__Required work__
A - In the PowerShell text, who wrote the Monad Manifesto?
B - Name every piece of software or scripting language that the PowerShell text mentions by name.
C - Summarize the PowerShell text in two sentences.

I’ve been using PowerShell from the very beginning, even when it was still called Monad. Like many of you, at the time I wasn’t sure what this thing called PowerShell was or what I was supposed to do with it.

Again like many of you, I was coming from a heavy VBScript experience so naturally I was drawn to PowerShell’s scripting capabilities. Over time I’ve come to appreciate the finer points of PowerShell and after the recent Microsoft MVP summit I am coming to understand even more about what PowerShell is to an IT Pro and where we are all going to end up.

PowerShell is ongoing product of the Monad Manifesto, written by Microsoft Distinguished Engineer and for all practical purposes, the father of PowerShell, Jeffrey Snover. Each PowerShell version, now at 4.0, has been building on this manifesto. There is a lot of confusion and misunderstanding about PowerShell so I’m going to attempt to lay it out for you.

First of all, I always explain to students and the like that PowerShell is a management engine that is intended to improve efficiency through automation. The goal is to use this engine everywhere an IT Pro might need to manage something. PowerShell is exposed to us through hosting applications, like the blue console many of you use, or the PowerShell ISE.

__Data shown__
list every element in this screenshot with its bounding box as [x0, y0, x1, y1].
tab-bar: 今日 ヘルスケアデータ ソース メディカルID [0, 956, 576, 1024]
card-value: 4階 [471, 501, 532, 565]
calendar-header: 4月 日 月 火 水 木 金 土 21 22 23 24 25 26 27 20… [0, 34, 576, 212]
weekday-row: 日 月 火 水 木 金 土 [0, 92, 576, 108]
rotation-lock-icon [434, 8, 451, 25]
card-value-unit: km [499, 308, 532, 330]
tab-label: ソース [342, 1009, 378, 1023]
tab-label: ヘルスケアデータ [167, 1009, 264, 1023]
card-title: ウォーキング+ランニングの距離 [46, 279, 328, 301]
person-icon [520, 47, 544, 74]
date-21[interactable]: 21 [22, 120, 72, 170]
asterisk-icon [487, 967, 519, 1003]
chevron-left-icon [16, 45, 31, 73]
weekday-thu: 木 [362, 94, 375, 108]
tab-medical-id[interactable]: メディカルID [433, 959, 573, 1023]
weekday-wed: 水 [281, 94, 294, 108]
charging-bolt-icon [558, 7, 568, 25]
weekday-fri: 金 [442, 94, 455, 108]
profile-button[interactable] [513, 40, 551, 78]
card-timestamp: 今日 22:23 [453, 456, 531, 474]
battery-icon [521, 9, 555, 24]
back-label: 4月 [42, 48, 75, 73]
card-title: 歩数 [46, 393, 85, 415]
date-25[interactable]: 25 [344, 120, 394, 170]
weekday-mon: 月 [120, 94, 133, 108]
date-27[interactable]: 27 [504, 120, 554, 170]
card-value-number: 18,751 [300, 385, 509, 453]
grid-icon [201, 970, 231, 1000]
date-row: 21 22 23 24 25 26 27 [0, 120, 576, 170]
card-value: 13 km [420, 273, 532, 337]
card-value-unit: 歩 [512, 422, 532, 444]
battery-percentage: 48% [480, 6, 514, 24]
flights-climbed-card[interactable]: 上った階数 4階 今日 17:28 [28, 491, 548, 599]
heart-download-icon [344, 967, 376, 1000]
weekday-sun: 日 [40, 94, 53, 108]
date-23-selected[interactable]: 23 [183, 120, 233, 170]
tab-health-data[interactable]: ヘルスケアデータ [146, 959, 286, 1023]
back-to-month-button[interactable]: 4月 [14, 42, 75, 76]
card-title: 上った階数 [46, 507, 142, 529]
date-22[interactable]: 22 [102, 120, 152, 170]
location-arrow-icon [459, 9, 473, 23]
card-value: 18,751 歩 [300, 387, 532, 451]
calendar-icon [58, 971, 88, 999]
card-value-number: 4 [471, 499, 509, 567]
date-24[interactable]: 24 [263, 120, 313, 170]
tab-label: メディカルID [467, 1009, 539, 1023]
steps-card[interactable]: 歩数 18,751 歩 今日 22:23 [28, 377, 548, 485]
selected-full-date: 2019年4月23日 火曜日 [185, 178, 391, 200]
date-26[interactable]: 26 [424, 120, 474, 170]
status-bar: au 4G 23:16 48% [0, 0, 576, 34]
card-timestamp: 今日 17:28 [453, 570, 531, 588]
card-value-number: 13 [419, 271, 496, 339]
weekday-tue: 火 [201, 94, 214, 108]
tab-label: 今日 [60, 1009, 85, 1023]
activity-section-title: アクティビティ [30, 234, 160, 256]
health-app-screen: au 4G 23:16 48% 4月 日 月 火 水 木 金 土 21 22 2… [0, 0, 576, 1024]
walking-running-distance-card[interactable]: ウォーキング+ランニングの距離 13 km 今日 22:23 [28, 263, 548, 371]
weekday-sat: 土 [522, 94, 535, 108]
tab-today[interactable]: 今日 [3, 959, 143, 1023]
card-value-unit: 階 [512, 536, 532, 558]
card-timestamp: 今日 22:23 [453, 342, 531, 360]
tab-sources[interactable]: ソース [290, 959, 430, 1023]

__Answers per task__
A - Jeffrey Snover, a Microsoft Distinguished Engineer.

B - PowerShell, Monad, VBScript, PowerShell ISE

C - The author has used PowerShell since it was called Monad, came to it from heavy VBScript use, and has come to understand it better over time, especially after a recent Microsoft MVP summit. PowerShell continues the Monad Manifesto written by Jeffrey Snover, with each version up to 4.0 building on it, and the author describes it as a management engine meant to improve efficiency through automation, accessed through hosting applications such as the console or the PowerShell ISE.